* **What is needed**: Wherever a line in the data below holds "structured", copy that line.

------------------------------------------------------------------------

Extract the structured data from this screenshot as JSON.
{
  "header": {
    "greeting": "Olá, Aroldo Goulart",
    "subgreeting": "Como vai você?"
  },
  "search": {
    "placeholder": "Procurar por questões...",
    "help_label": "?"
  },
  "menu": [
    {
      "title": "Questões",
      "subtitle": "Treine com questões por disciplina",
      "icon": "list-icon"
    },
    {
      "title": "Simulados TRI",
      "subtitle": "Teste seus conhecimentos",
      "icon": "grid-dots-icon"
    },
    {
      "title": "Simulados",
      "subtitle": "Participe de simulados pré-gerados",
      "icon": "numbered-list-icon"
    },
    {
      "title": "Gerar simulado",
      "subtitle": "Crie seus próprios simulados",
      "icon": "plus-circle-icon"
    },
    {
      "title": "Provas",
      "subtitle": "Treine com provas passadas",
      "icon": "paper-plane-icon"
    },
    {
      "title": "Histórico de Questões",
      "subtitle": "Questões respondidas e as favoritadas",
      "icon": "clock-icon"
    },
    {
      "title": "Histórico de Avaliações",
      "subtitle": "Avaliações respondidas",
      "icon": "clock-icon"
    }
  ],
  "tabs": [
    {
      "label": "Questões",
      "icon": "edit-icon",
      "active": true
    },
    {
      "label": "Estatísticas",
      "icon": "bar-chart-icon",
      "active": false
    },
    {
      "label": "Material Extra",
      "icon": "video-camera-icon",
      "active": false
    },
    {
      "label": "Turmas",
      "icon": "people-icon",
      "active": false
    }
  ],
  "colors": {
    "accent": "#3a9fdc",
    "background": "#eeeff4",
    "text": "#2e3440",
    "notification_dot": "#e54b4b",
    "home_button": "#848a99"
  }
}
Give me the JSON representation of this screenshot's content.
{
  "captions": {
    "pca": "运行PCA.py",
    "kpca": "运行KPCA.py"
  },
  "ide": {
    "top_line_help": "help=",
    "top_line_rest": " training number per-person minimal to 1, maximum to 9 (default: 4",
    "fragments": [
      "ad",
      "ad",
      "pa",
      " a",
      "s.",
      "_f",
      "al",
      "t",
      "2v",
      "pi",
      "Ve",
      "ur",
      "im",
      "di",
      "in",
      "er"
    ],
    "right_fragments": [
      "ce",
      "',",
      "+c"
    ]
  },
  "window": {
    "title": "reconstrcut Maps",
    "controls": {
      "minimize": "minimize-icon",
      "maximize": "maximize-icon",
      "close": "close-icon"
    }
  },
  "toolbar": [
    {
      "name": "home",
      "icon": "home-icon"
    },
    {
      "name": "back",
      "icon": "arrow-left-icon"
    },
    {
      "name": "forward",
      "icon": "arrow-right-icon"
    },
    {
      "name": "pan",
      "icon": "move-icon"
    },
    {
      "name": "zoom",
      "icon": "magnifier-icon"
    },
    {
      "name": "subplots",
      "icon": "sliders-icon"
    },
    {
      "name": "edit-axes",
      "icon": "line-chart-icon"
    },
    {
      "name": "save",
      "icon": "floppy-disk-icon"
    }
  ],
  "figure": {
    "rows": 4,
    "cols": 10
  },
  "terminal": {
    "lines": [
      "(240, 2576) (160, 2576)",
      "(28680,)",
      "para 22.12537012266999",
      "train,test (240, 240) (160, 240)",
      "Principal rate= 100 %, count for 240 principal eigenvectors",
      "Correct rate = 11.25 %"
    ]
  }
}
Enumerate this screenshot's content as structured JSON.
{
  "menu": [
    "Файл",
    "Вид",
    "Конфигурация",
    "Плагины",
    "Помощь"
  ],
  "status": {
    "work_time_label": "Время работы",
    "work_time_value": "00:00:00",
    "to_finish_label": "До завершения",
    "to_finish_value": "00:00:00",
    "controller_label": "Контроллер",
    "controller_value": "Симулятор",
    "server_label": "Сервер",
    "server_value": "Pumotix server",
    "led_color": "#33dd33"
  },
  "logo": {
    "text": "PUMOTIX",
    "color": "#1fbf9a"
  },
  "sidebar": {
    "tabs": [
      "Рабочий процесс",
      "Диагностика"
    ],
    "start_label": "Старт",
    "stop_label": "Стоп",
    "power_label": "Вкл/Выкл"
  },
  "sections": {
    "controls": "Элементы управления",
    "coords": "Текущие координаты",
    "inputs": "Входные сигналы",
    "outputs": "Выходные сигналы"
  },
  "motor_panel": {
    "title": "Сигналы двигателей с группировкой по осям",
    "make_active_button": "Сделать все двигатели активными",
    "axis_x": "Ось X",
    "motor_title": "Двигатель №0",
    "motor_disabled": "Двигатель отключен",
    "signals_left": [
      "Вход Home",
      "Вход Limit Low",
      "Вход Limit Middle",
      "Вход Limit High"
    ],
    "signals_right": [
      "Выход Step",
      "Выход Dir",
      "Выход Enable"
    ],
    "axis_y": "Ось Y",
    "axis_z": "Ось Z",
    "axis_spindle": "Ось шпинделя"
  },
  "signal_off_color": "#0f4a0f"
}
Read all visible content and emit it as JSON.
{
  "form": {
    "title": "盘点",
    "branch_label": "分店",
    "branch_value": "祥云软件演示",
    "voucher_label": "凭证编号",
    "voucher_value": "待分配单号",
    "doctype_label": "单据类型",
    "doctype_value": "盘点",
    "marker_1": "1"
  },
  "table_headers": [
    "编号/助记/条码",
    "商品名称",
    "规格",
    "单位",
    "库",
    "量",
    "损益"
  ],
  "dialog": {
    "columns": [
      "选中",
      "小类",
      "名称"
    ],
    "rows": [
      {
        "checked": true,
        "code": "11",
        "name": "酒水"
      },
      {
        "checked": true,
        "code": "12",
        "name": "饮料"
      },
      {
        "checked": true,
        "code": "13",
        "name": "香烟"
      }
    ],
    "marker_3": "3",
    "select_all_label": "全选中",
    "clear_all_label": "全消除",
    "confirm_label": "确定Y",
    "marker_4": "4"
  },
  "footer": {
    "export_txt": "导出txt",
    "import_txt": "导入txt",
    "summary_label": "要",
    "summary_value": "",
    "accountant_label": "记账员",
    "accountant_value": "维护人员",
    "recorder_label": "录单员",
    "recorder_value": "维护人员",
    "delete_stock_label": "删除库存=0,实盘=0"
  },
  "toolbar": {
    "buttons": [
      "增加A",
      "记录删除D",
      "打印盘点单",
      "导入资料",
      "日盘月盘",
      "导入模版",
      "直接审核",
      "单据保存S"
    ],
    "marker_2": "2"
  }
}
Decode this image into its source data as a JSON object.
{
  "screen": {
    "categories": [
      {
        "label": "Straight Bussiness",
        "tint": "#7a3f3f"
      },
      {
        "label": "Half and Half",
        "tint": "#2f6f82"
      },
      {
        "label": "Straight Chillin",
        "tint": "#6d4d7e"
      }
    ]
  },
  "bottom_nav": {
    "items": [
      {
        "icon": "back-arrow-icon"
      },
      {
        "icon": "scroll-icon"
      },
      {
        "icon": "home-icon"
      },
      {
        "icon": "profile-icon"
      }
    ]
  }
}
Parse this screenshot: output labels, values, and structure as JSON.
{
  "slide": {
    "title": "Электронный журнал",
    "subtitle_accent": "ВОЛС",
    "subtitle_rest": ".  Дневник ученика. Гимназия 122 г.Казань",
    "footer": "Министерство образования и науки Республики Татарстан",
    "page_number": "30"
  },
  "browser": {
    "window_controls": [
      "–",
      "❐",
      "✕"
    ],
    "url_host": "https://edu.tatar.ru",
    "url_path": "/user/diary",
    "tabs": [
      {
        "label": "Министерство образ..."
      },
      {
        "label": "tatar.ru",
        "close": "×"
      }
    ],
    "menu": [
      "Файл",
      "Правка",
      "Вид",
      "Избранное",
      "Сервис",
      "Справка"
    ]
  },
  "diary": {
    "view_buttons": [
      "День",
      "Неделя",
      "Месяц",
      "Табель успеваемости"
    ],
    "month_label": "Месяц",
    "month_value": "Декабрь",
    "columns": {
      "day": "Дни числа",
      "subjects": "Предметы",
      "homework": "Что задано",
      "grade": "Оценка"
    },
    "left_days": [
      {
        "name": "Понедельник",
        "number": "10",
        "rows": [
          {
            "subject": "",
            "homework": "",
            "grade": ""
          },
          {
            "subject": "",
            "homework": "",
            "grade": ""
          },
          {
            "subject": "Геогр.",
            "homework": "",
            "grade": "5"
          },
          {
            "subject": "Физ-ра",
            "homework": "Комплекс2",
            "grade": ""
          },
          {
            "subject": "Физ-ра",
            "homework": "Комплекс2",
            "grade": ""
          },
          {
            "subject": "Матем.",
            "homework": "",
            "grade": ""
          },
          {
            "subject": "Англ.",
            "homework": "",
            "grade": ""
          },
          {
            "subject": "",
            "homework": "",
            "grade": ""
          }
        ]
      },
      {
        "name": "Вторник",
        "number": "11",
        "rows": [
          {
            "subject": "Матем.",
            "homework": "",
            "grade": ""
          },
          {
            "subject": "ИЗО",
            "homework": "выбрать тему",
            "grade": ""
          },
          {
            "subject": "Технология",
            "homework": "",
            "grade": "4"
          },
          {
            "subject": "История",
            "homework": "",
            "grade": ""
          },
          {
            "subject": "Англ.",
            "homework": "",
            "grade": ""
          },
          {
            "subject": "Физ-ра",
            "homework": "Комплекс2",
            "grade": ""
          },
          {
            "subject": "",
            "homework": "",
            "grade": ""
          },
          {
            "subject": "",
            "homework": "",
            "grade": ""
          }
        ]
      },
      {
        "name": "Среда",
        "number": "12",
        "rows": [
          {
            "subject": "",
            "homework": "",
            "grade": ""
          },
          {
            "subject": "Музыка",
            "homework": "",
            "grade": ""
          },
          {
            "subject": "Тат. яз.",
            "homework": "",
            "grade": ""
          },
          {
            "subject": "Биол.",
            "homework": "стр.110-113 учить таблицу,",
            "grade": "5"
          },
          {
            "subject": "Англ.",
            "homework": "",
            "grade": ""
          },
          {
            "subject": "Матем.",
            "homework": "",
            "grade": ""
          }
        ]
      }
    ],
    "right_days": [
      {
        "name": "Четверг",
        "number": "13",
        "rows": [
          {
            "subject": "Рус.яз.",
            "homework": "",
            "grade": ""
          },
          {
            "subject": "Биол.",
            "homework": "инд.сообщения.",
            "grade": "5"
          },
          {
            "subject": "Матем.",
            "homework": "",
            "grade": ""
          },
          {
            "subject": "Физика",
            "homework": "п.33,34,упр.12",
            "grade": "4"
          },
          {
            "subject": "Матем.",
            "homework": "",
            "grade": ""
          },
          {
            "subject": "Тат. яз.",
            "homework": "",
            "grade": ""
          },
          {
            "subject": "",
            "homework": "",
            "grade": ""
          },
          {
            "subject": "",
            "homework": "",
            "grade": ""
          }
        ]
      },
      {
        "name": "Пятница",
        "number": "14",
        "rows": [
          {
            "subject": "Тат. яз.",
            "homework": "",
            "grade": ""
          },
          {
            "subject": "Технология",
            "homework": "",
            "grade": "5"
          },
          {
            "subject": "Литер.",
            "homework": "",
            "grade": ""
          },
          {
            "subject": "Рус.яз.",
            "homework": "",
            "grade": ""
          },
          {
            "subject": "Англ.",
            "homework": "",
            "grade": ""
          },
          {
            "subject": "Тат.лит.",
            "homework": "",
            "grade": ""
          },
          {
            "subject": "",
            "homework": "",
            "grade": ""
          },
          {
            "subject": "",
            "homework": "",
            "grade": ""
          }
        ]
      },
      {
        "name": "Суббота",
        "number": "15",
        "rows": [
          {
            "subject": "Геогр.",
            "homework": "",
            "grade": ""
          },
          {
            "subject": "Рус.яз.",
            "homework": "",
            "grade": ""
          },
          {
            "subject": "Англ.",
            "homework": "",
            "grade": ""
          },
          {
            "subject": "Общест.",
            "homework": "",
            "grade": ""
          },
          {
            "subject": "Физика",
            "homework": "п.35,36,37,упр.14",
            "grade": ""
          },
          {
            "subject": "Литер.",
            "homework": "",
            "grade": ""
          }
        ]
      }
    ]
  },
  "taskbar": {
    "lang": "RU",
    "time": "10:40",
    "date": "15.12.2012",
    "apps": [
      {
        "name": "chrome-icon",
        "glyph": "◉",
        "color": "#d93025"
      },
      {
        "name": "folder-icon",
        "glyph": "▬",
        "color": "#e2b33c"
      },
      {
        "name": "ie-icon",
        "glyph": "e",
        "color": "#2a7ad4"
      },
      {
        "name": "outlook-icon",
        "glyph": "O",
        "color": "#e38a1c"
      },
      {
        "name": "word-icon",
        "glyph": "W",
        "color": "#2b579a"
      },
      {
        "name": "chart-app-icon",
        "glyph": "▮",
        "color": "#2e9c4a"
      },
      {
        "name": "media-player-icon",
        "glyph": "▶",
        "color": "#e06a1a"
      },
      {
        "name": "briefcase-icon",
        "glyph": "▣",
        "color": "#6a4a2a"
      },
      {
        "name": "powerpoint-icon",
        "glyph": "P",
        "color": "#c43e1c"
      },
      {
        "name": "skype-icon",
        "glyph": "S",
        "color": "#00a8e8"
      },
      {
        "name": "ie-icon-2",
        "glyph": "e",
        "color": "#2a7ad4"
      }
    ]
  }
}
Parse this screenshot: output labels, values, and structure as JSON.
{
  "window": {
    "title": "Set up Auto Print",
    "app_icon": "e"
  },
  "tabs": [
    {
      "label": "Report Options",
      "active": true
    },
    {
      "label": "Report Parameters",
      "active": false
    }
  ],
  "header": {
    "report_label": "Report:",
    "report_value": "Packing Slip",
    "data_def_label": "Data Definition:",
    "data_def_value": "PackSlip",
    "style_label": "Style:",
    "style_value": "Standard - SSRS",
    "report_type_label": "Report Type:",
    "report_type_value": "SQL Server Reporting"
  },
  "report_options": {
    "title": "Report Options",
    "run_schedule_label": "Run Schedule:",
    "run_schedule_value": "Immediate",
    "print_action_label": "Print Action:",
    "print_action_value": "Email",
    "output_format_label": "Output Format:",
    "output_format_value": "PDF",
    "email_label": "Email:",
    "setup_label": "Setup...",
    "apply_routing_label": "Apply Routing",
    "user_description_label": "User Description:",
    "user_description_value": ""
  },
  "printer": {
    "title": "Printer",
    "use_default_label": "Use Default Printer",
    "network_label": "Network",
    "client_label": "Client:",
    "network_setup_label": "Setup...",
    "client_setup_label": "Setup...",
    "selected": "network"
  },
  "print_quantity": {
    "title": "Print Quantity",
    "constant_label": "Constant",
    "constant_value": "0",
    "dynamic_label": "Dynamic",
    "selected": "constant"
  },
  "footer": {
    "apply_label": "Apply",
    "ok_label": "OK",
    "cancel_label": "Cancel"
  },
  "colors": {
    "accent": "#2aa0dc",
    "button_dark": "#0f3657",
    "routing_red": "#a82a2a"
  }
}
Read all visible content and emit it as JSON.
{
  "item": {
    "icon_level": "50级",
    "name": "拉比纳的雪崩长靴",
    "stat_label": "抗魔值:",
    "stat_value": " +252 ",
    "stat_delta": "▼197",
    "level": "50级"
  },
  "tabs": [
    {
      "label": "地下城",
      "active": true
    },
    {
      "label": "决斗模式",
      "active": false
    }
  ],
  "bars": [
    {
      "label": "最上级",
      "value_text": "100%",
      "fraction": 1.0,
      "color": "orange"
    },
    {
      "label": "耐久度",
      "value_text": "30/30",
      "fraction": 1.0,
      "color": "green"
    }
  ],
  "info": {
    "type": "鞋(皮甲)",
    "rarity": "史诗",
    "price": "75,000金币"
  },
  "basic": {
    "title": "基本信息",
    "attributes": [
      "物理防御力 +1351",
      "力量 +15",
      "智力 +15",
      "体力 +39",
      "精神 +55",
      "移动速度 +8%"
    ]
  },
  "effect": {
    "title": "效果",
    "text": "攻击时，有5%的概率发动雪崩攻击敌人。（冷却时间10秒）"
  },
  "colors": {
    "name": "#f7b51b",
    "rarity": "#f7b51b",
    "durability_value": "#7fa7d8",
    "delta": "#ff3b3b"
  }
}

------------------------------------------------------------------------

* **Response to this task**:
Extract the structured data from this screenshot as JSON.
Enumerate this screenshot's content as structured JSON.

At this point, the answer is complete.